_ENTRIES SUPPLIED:_
┌──
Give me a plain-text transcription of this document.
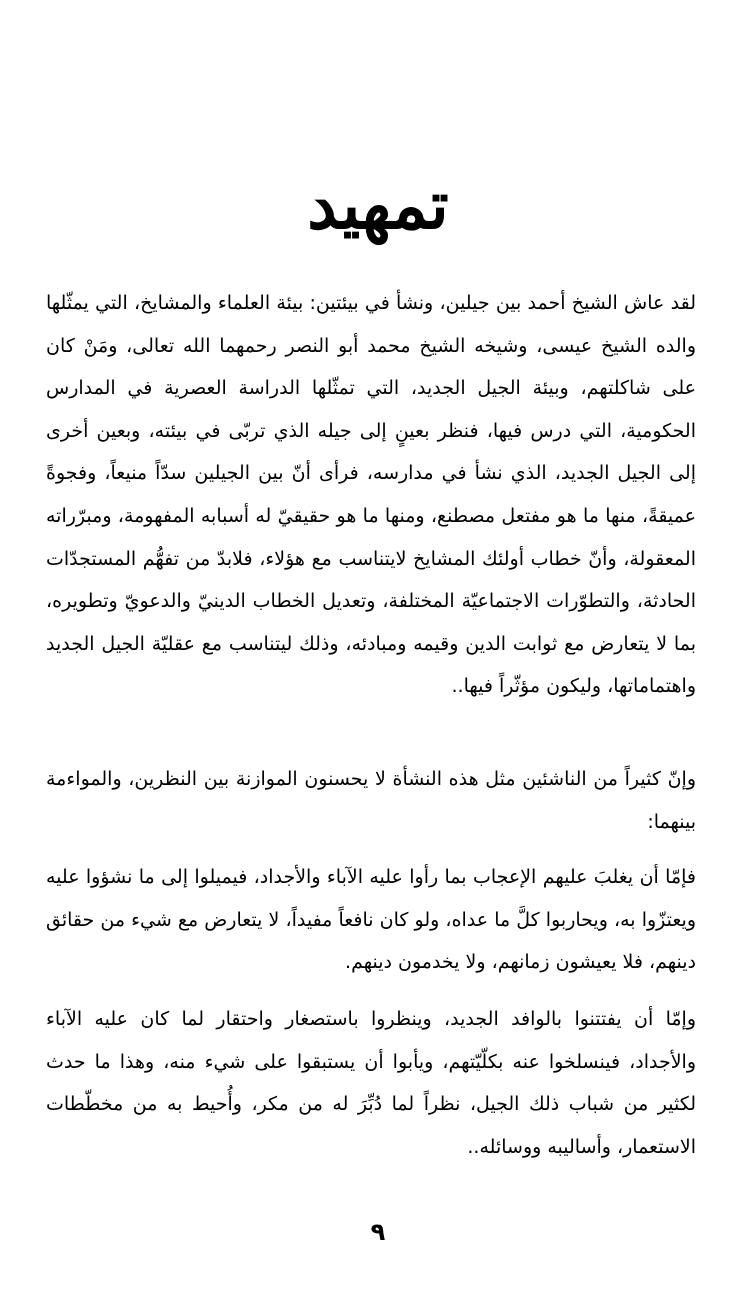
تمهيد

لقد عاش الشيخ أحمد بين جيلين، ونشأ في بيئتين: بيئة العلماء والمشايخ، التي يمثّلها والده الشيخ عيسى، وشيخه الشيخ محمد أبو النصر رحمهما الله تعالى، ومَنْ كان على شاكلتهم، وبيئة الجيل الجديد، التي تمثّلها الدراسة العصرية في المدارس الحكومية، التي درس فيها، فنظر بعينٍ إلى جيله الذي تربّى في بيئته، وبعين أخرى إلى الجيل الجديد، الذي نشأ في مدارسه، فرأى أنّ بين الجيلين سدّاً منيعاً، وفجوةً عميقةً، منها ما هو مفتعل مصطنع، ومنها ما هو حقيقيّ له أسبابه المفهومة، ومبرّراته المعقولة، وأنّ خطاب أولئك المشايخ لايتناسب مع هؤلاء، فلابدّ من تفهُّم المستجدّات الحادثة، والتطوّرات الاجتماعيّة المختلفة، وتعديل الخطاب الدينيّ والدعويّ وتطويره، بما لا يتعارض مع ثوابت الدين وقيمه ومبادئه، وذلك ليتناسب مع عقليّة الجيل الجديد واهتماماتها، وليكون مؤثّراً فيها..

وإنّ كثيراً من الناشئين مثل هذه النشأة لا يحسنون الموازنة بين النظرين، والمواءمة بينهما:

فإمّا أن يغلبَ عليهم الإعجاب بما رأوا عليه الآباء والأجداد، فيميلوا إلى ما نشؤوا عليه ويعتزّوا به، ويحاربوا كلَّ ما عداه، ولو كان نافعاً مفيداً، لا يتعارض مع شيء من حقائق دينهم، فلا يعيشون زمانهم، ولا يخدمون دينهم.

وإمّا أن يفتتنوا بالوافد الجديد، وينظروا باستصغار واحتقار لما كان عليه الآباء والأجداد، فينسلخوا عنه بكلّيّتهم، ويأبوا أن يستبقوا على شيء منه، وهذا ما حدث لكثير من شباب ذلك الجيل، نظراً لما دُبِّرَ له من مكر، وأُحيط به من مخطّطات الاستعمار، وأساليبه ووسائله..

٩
└──
_TASK REQUIREMENTS:_ Gather each line from the entries above that includes the word "الجيل".

_THE SOLUTION:_
لقد عاش الشيخ أحمد بين جيلين، ونشأ في بيئتين: بيئة العلماء والمشايخ، التي يمثّلها والده الشيخ عيسى، وشيخه الشيخ محمد أبو النصر رحمهما الله تعالى، ومَنْ كان على شاكلتهم، وبيئة الجيل الجديد، التي تمثّلها الدراسة العصرية في المدارس الحكومية، التي درس فيها، فنظر بعينٍ إلى جيله الذي تربّى في بيئته، وبعين أخرى إلى الجيل الجديد، الذي نشأ في مدارسه، فرأى أنّ بين الجيلين سدّاً منيعاً، وفجوةً عميقةً، منها ما هو مفتعل مصطنع، ومنها ما هو حقيقيّ له أسبابه المفهومة، ومبرّراته المعقولة، وأنّ خطاب أولئك المشايخ لايتناسب مع هؤلاء، فلابدّ من تفهُّم المستجدّات الحادثة، والتطوّرات الاجتماعيّة المختلفة، وتعديل الخطاب الدينيّ والدعويّ وتطويره، بما لا يتعارض مع ثوابت الدين وقيمه ومبادئه، وذلك ليتناسب مع عقليّة الجيل الجديد واهتماماتها، وليكون مؤثّراً فيها..
وإمّا أن يفتتنوا بالوافد الجديد، وينظروا باستصغار واحتقار لما كان عليه الآباء والأجداد، فينسلخوا عنه بكلّيّتهم، ويأبوا أن يستبقوا على شيء منه، وهذا ما حدث لكثير من شباب ذلك الجيل، نظراً لما دُبِّرَ له من مكر، وأُحيط به من مخطّطات الاستعمار، وأساليبه ووسائله..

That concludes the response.